§ **WORK TO BE COMPLETED**
Pick out every line holding the string "doit" and copy it.

§ **PROVIDED DATA**
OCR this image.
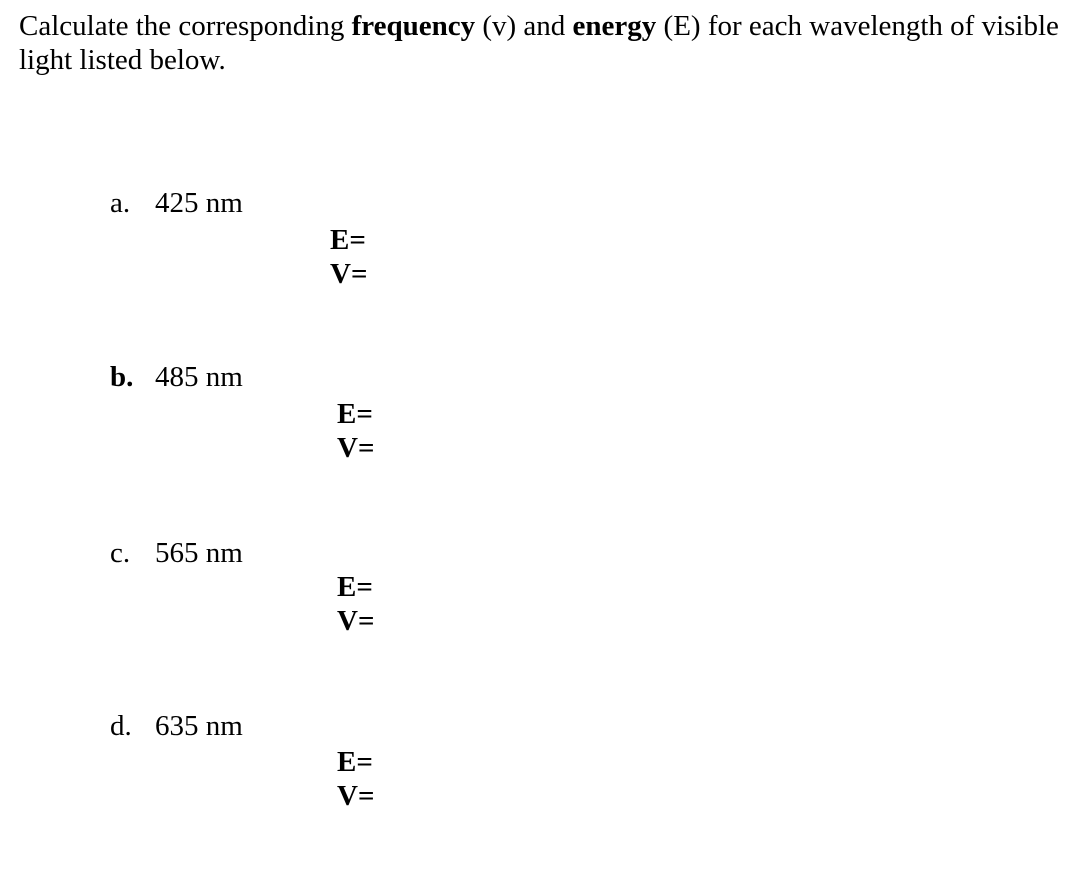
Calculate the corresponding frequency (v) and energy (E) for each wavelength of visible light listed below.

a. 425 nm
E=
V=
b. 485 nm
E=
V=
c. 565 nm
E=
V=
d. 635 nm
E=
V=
--
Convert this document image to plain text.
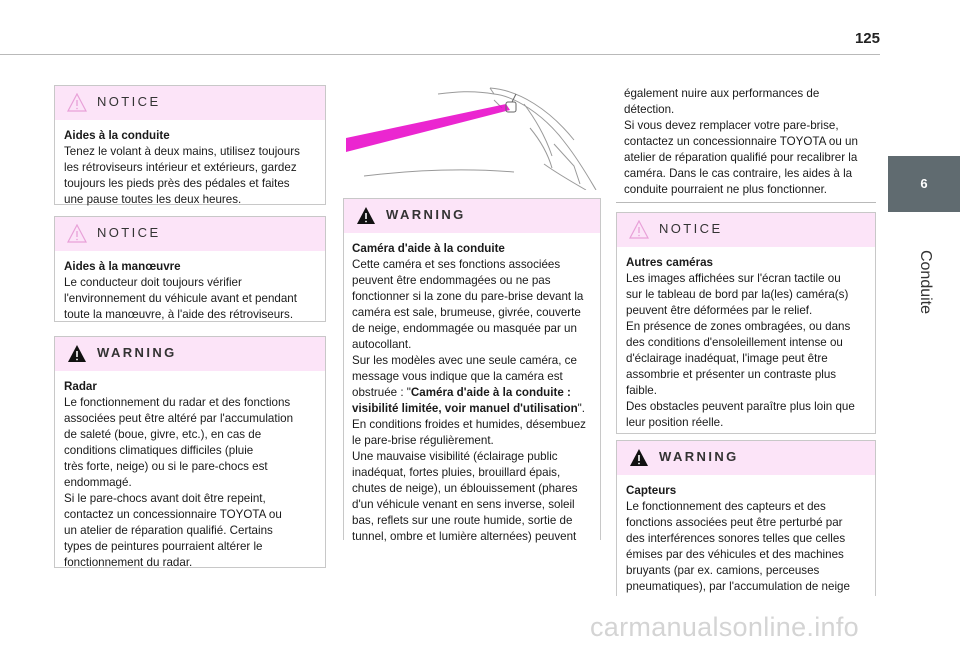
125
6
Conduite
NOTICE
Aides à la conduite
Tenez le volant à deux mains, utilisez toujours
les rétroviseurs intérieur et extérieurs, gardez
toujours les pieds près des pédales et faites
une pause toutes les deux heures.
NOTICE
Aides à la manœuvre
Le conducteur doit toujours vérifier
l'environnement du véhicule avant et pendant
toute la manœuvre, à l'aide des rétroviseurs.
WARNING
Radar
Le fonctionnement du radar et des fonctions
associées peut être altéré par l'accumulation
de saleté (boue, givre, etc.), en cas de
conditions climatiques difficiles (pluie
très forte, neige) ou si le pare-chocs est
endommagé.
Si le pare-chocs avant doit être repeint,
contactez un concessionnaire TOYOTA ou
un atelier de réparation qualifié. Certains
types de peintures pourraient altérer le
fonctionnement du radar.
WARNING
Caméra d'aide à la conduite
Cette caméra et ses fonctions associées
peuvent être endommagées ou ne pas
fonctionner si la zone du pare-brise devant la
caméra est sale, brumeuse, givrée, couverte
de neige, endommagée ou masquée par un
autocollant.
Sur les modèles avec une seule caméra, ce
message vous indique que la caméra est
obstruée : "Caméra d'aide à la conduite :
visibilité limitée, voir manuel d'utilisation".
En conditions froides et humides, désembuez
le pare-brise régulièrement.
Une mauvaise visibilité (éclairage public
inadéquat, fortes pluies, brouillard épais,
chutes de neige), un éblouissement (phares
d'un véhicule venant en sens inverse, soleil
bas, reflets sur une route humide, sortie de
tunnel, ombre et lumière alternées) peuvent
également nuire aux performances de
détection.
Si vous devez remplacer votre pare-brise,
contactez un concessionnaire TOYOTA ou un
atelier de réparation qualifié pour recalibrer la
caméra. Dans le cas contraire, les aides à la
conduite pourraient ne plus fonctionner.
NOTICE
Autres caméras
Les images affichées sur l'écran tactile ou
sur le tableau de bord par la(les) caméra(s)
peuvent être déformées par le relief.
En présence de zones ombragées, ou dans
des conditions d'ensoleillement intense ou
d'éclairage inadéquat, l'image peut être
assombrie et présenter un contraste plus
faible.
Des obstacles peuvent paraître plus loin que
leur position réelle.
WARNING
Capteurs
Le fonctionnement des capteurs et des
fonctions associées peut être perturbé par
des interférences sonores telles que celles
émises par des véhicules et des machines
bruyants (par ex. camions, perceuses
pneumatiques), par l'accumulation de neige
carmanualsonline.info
* * *
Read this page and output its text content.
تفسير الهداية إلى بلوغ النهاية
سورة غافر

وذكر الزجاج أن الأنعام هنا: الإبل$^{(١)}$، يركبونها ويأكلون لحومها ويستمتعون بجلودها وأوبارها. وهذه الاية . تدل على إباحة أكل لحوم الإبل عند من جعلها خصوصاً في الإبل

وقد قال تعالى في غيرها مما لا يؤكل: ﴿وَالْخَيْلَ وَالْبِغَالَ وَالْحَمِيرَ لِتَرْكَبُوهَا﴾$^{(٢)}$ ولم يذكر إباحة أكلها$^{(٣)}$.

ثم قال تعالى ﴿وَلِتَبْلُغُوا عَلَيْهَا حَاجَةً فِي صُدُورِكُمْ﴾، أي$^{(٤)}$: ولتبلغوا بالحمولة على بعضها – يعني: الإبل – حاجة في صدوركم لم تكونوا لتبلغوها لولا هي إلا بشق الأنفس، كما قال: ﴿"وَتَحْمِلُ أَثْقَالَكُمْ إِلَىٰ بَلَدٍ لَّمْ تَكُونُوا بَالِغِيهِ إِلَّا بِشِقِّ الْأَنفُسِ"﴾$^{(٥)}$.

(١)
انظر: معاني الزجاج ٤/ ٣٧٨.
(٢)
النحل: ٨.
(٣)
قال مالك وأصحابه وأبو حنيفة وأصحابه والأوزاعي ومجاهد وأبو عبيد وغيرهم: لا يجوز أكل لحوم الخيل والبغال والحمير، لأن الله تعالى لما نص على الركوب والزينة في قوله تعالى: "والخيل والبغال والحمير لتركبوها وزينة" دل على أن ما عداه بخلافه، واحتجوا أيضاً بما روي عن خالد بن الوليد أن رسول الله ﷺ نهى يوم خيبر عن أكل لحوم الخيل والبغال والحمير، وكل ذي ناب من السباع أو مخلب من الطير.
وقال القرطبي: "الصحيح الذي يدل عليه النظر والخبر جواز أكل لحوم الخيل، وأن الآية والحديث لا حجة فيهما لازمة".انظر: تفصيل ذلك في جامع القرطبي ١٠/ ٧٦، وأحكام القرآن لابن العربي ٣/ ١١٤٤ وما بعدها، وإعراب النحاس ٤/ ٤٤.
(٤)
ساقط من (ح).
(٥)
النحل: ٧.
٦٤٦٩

§ **RESPONSE**
Le conducteur doit toujours vérifier
Si le pare-chocs avant doit être repeint,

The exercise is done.